*PROBLEM TO WORK ON*:
Establish how many lines in the material include the string "values" and report it as a lone number.

(Figure record extracts)
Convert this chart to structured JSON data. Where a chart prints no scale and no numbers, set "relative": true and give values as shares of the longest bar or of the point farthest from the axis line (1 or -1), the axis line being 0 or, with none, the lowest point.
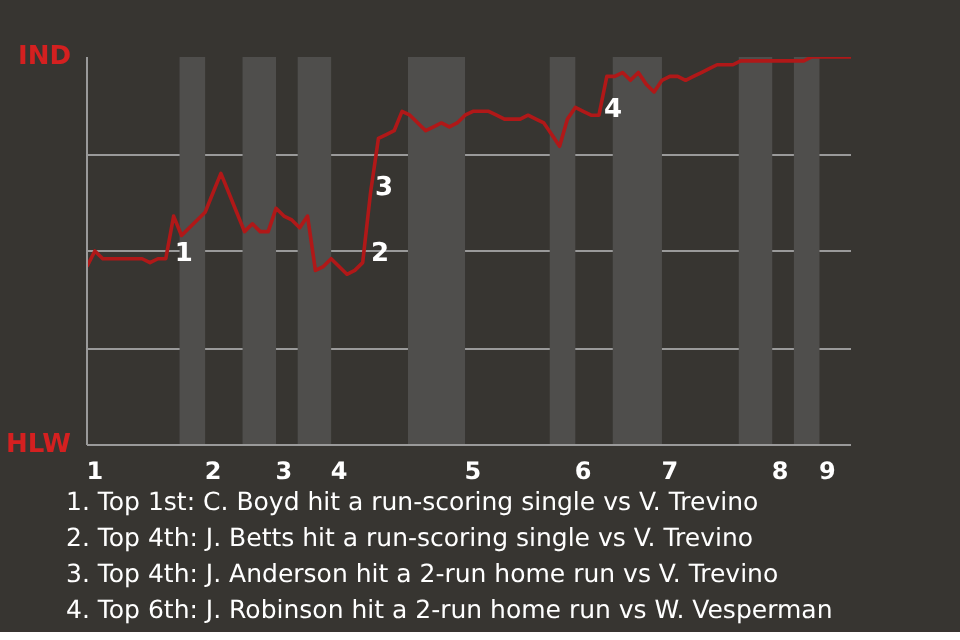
{
  "chart_data": {
    "type": "line",
    "relative": true,
    "categories": [
      null,
      "1",
      null,
      null,
      null,
      null,
      null,
      null,
      null,
      null,
      null,
      null,
      null,
      null,
      null,
      null,
      "2",
      null,
      null,
      null,
      null,
      null,
      null,
      null,
      null,
      "3",
      null,
      null,
      null,
      null,
      null,
      null,
      "4",
      null,
      null,
      null,
      null,
      null,
      null,
      null,
      null,
      null,
      null,
      null,
      null,
      null,
      null,
      null,
      null,
      "5",
      null,
      null,
      null,
      null,
      null,
      null,
      null,
      null,
      null,
      null,
      null,
      null,
      null,
      "6",
      null,
      null,
      null,
      null,
      null,
      null,
      null,
      null,
      null,
      null,
      "7",
      null,
      null,
      null,
      null,
      null,
      null,
      null,
      null,
      null,
      null,
      null,
      null,
      null,
      "8",
      null,
      null,
      null,
      null,
      null,
      "9",
      null,
      null,
      null
    ],
    "series": [
      {
        "color": "#b01818",
        "values": [
          0.46,
          0.5,
          0.48,
          0.48,
          0.48,
          0.48,
          0.48,
          0.48,
          0.47,
          0.48,
          0.48,
          0.59,
          0.54,
          0.56,
          0.58,
          0.6,
          0.65,
          0.7,
          0.65,
          0.6,
          0.55,
          0.57,
          0.55,
          0.55,
          0.61,
          0.59,
          0.58,
          0.56,
          0.59,
          0.45,
          0.46,
          0.48,
          0.46,
          0.44,
          0.45,
          0.47,
          0.65,
          0.79,
          0.8,
          0.81,
          0.86,
          0.85,
          0.83,
          0.81,
          0.82,
          0.83,
          0.82,
          0.83,
          0.85,
          0.86,
          0.86,
          0.86,
          0.85,
          0.84,
          0.84,
          0.84,
          0.85,
          0.84,
          0.83,
          0.8,
          0.77,
          0.84,
          0.87,
          0.86,
          0.85,
          0.85,
          0.95,
          0.95,
          0.96,
          0.94,
          0.96,
          0.93,
          0.91,
          0.94,
          0.95,
          0.95,
          0.94,
          0.95,
          0.96,
          0.97,
          0.98,
          0.98,
          0.98,
          0.99,
          0.99,
          0.99,
          0.99,
          0.99,
          0.99,
          0.99,
          0.99,
          0.99,
          1.0,
          1.0,
          1.0,
          1.0,
          1.0,
          1.0
        ]
      }
    ],
    "grid": "y",
    "annotations": [
      "IND",
      "HLW",
      "1",
      "2",
      "3",
      "4",
      "1. Top 1st: C. Boyd hit a run-scoring single vs V. Trevino",
      "2. Top 4th: J. Betts hit a run-scoring single vs V. Trevino",
      "3. Top 4th: J. Anderson hit a 2-run home run vs V. Trevino",
      "4. Top 6th: J. Robinson hit a 2-run home run vs W. Vesperman"
    ]
  }
}
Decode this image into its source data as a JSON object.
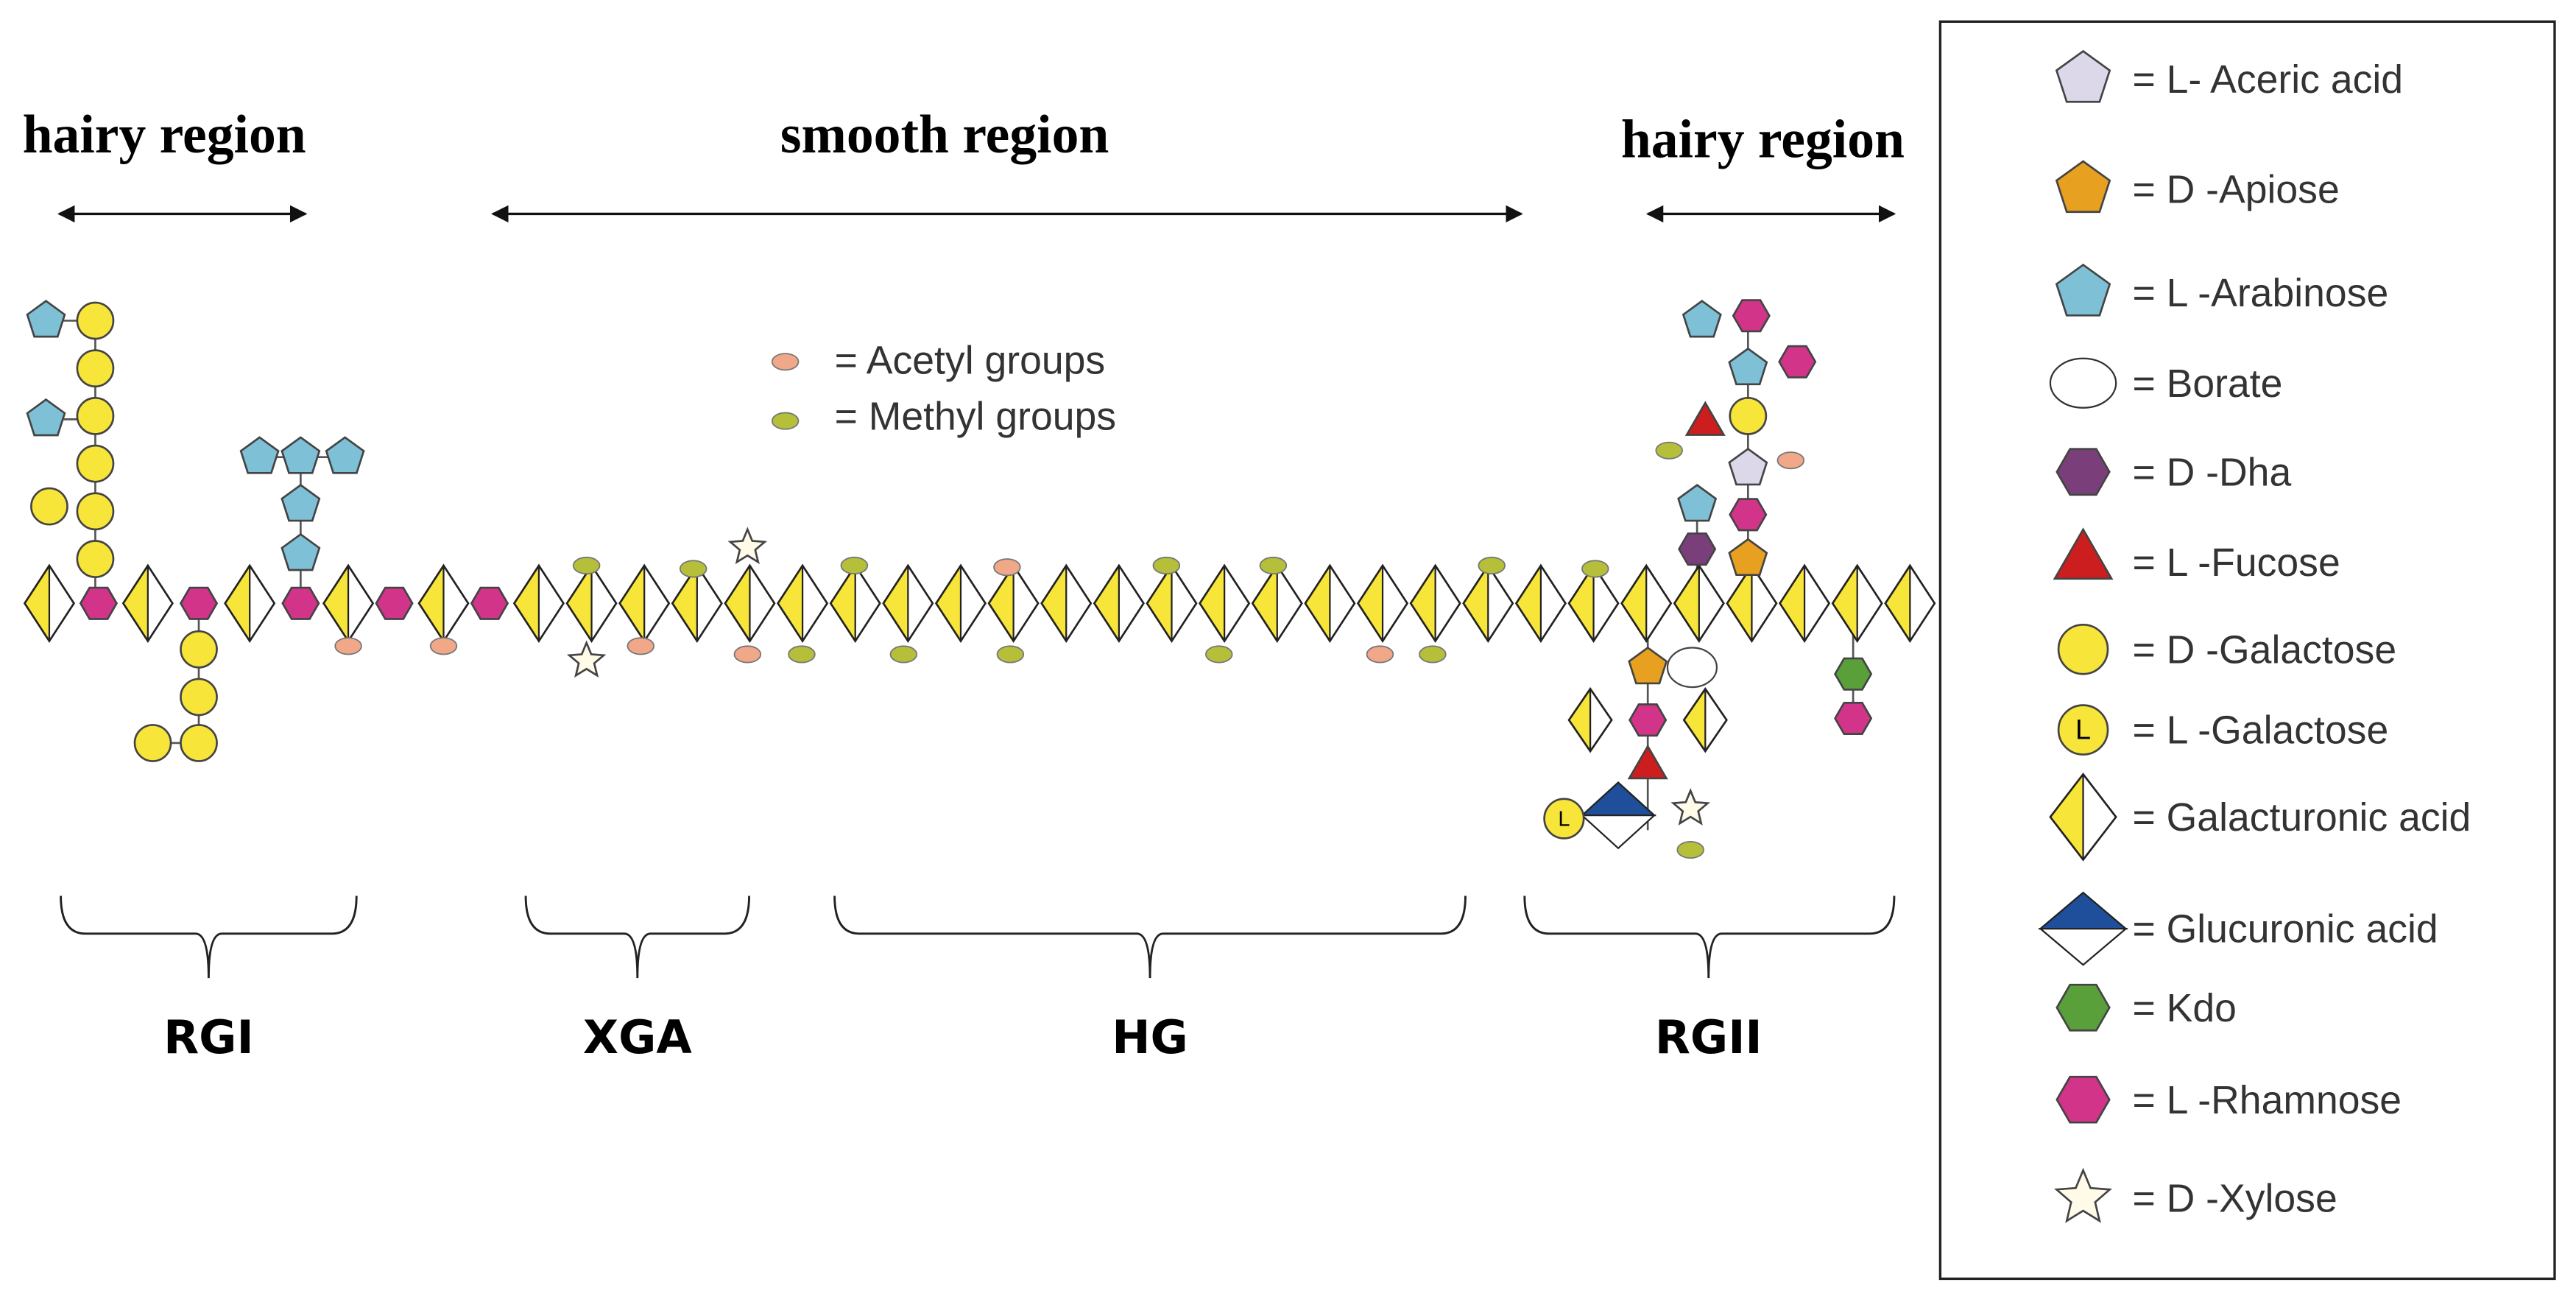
{
  "regions": [
    {
      "label": "hairy region"
    },
    {
      "label": "smooth region"
    },
    {
      "label": "hairy region"
    }
  ],
  "segments": [
    "RGI",
    "XGA",
    "HG",
    "RGII"
  ],
  "inline_legend": [
    {
      "label": "= Acetyl groups"
    },
    {
      "label": "= Methyl groups"
    }
  ],
  "legend": [
    {
      "label": "= L- Aceric acid"
    },
    {
      "label": "= D -Apiose"
    },
    {
      "label": "= L -Arabinose"
    },
    {
      "label": "= Borate"
    },
    {
      "label": "= D -Dha"
    },
    {
      "label": "= L -Fucose"
    },
    {
      "label": "= D -Galactose"
    },
    {
      "label": "= L -Galactose"
    },
    {
      "label": "= Galacturonic acid"
    },
    {
      "label": "= Glucuronic acid"
    },
    {
      "label": "= Kdo"
    },
    {
      "label": "= L -Rhamnose"
    },
    {
      "label": "= D -Xylose"
    }
  ]
}
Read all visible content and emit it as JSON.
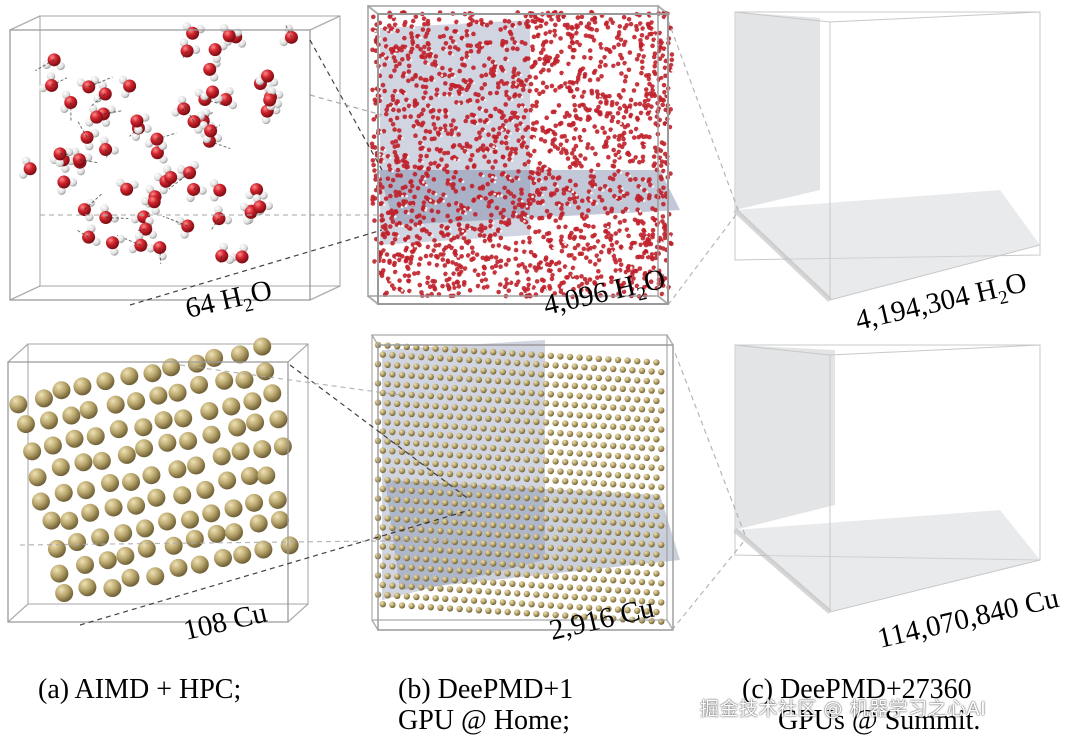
{
  "panels": {
    "water": {
      "small_count": "64",
      "medium_count": "4,096",
      "large_count": "4,194,304",
      "formula_main": "H",
      "formula_sub": "2",
      "formula_tail": "O"
    },
    "copper": {
      "small_label": "108 Cu",
      "medium_label": "2,916 Cu",
      "large_label": "114,070,840 Cu"
    }
  },
  "captions": {
    "a_line1": "(a) AIMD + HPC;",
    "b_line1": "(b) DeePMD+1",
    "b_line2": "GPU @ Home;",
    "c_line1": "(c) DeePMD+27360",
    "c_line2": "GPUs @ Summit."
  },
  "watermark": "掘金技术社区 @ 机器学习之心AI",
  "colors": {
    "oxygen": "#c0202a",
    "hydrogen": "#e6e6e6",
    "copper": "#b6a36a",
    "box_edge": "#9a9a9a",
    "slab": "#7b86a8"
  }
}
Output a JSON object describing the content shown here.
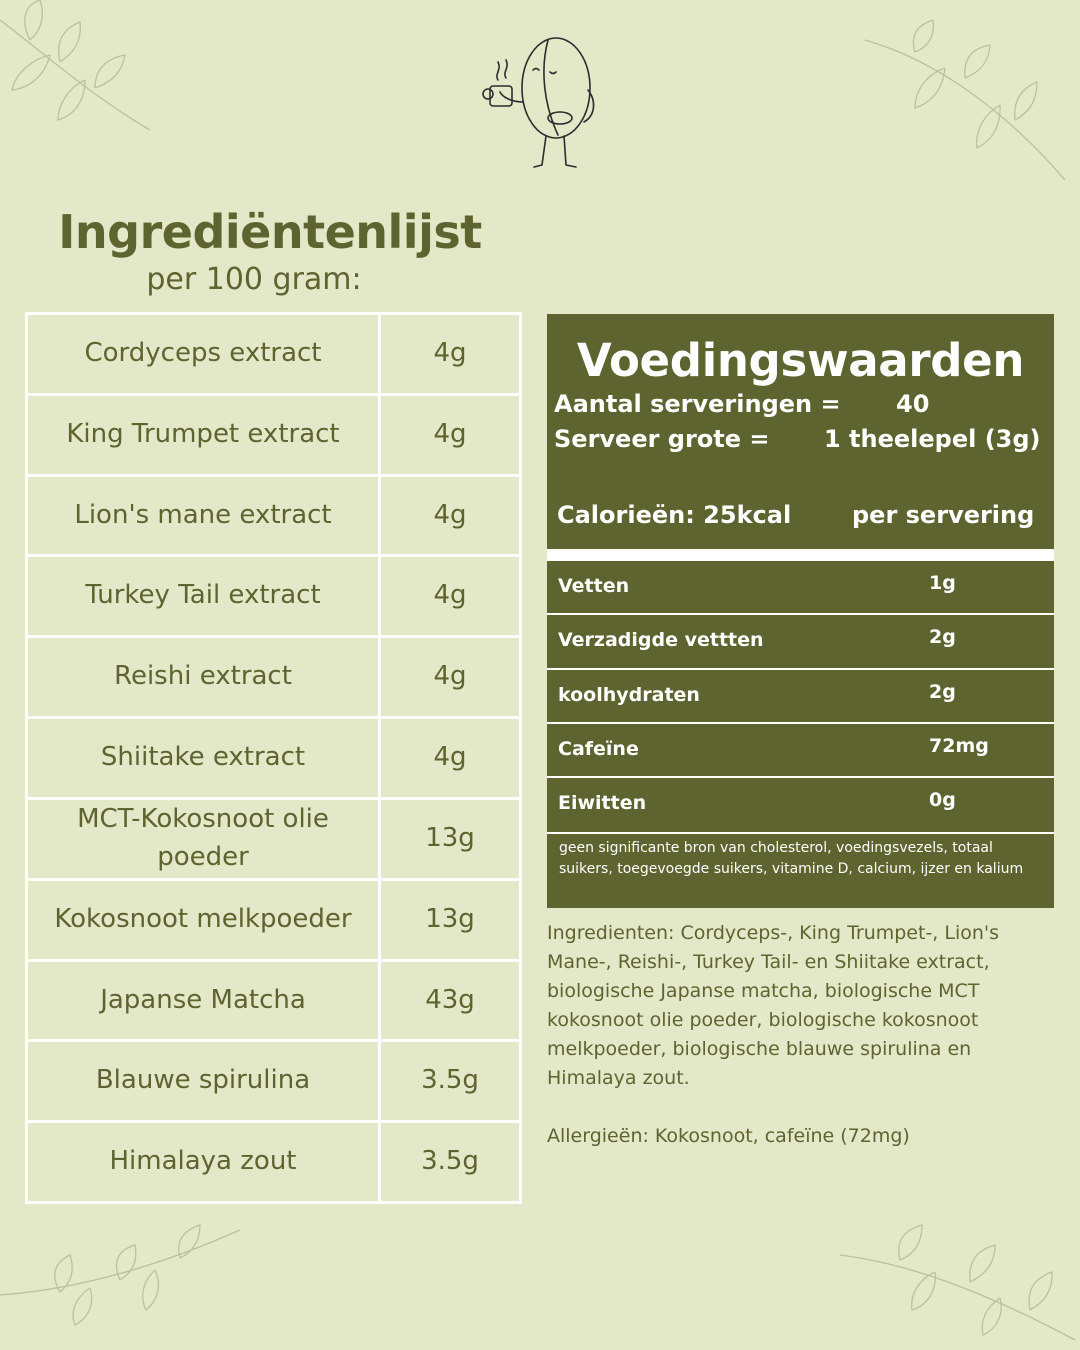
{
  "ingredients": {
    "title": "Ingrediëntenlijst",
    "subtitle": "per 100 gram:",
    "rows": [
      {
        "name": "Cordyceps extract",
        "amount": "4g"
      },
      {
        "name": "King Trumpet extract",
        "amount": "4g"
      },
      {
        "name": "Lion's mane extract",
        "amount": "4g"
      },
      {
        "name": "Turkey Tail extract",
        "amount": "4g"
      },
      {
        "name": "Reishi extract",
        "amount": "4g"
      },
      {
        "name": "Shiitake extract",
        "amount": "4g"
      },
      {
        "name": "MCT-Kokosnoot olie poeder",
        "amount": "13g"
      },
      {
        "name": "Kokosnoot melkpoeder",
        "amount": "13g"
      },
      {
        "name": "Japanse Matcha",
        "amount": "43g"
      },
      {
        "name": "Blauwe spirulina",
        "amount": "3.5g"
      },
      {
        "name": "Himalaya zout",
        "amount": "3.5g"
      }
    ]
  },
  "nutrition": {
    "title": "Voedingswaarden",
    "servings_label": "Aantal serveringen =",
    "servings_value": "40",
    "serving_size_label": "Serveer grote =",
    "serving_size_value": "1 theelepel (3g)",
    "calories_label": "Calorieën: 25kcal",
    "per_label": "per servering",
    "rows": [
      {
        "label": "Vetten",
        "value": "1g"
      },
      {
        "label": "Verzadigde vettten",
        "value": "2g"
      },
      {
        "label": "koolhydraten",
        "value": "2g"
      },
      {
        "label": "Cafeïne",
        "value": "72mg"
      },
      {
        "label": "Eiwitten",
        "value": "0g"
      }
    ],
    "footnote": "geen significante bron van cholesterol, voedingsvezels, totaal suikers, toegevoegde suikers, vitamine D, calcium, ijzer en kalium"
  },
  "ingredients_text": "Ingredienten: Cordyceps-, King Trumpet-, Lion's Mane-, Reishi-, Turkey Tail- en Shiitake extract, biologische Japanse matcha, biologische MCT kokosnoot olie poeder, biologische kokosnoot melkpoeder, biologische blauwe spirulina en Himalaya zout.",
  "allergens_text": "Allergieën: Kokosnoot, cafeïne (72mg)",
  "colors": {
    "background": "#e2e8c8",
    "accent": "#5e6430",
    "leaf": "#b9c39a"
  },
  "icons": [
    "leaf-branch-icon",
    "coffee-bean-mascot-icon"
  ]
}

*THE COMPLETED TASK*:
2